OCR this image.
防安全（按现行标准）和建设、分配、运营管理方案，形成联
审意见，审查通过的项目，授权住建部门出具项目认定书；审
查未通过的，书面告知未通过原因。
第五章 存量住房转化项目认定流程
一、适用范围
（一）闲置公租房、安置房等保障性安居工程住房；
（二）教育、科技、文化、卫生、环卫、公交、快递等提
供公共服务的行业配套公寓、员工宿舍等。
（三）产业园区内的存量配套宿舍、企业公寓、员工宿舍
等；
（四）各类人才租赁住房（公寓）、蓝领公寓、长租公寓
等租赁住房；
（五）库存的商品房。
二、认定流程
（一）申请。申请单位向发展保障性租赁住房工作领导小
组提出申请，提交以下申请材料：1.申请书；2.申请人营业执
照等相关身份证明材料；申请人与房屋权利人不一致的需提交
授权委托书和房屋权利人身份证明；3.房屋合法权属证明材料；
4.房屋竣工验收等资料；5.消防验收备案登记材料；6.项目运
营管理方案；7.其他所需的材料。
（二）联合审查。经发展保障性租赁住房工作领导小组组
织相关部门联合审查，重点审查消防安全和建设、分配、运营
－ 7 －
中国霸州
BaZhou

^^^^^^^^

GIVEN INSTRUCTION:
Go through the listing and copy all of it exactly.

REPLY TO THE EXERCISE:
OCR this image.
防安全（按现行标准）和建设、分配、运营管理方案，形成联
审意见，审查通过的项目，授权住建部门出具项目认定书；审
查未通过的，书面告知未通过原因。
第五章 存量住房转化项目认定流程
一、适用范围
（一）闲置公租房、安置房等保障性安居工程住房；
（二）教育、科技、文化、卫生、环卫、公交、快递等提
供公共服务的行业配套公寓、员工宿舍等。
（三）产业园区内的存量配套宿舍、企业公寓、员工宿舍
等；
（四）各类人才租赁住房（公寓）、蓝领公寓、长租公寓
等租赁住房；
（五）库存的商品房。
二、认定流程
（一）申请。申请单位向发展保障性租赁住房工作领导小
组提出申请，提交以下申请材料：1.申请书；2.申请人营业执
照等相关身份证明材料；申请人与房屋权利人不一致的需提交
授权委托书和房屋权利人身份证明；3.房屋合法权属证明材料；
4.房屋竣工验收等资料；5.消防验收备案登记材料；6.项目运
营管理方案；7.其他所需的材料。
（二）联合审查。经发展保障性租赁住房工作领导小组组
织相关部门联合审查，重点审查消防安全和建设、分配、运营
－ 7 －
中国霸州
BaZhou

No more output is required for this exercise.